Article -
···
In the late 1990s, Mile High United Way leaders convened meetings with community leaders who were interested in improving the early childhood education system.   

“At that time, everyone knew there was a shortage of child care,” said Susan Downs-Karkos, then a Colorado Trust senior program officer. “It was a time when welfare reform meant there was a renewed emphasis on ensuring people were working, but that people had access to child care to make working possible. And there were innovative ideas coming up around child care that folks in this space were intrigued by.”  

In 1997, after several of those convenings, leaders in business, education, religion and philanthropy formed Educare Colorado, a pioneering organization that created a rating system to help parents, funders and legislators make informed decisions about the quality of education and child care at licensed early learning programs for children from birth to age 5. 

Soon after, The Colorado Trust granted $10.4 million to Educare Colorado from 1998 to 2008, a commitment that helped sustain the small nonprofit’s pivotal work. The goal was to incentivize early learning programs to receive quality ratings and then undergo training and complete improvement plans with help from coaches, and to provide loans and grants to centers and in-home day cares needing facility improvements and classroom materials. 

“Before this time, as a child care provider, you got licensed by the state or you didn’t,” Downs-Karkos said. “No one was going in and observing your program, looking at your data or giving you a sense of how you stacked up in terms of quality. This was one of the first efforts of its time to provide that kind of feedback, giving child care providers a roadmap for how they could improve and giving parents straightforward, easily digestible information on the quality of care their kids were receiving.”
···
Task list -
1) Answer these questions about the article on Educare Colorado, one line each:
(a) In what year was Educare Colorado formed?
(b) How much did The Colorado Trust grant to Educare Colorado, and over what years?
(c) What position did Susan Downs-Karkos hold at that time?
2) Turn the paragraph of the article on Educare Colorado that begins "Soon after, The Colorado Trust granted" into a short bulleted list that keeps its main facts.

Data -
···
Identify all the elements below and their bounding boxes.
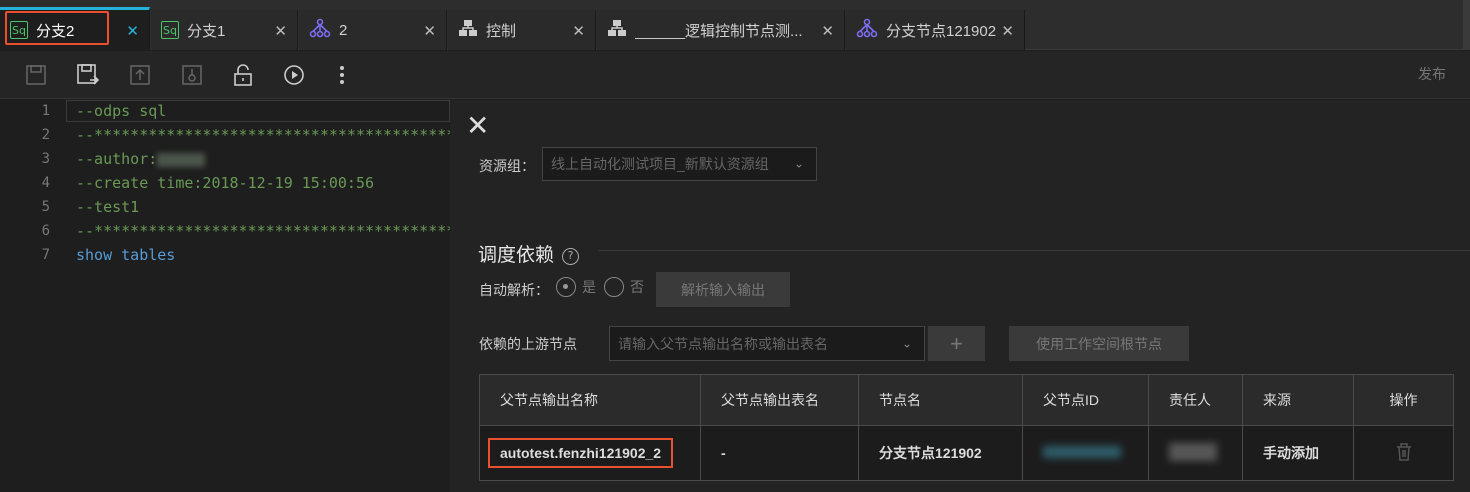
···
Answer set -
1)
(a) 1997
(b) $10.4 million, from 1998 to 2008
(c) Colorado Trust senior program officer

2)
- The Colorado Trust granted $10.4 million to Educare Colorado from 1998 to 2008, helping sustain the small nonprofit's work.
- One goal was to encourage early learning programs to receive quality ratings, then undergo training and complete improvement plans with help from coaches.
- Another goal was to provide loans and grants to centers and in-home day cares needing facility improvements and classroom materials.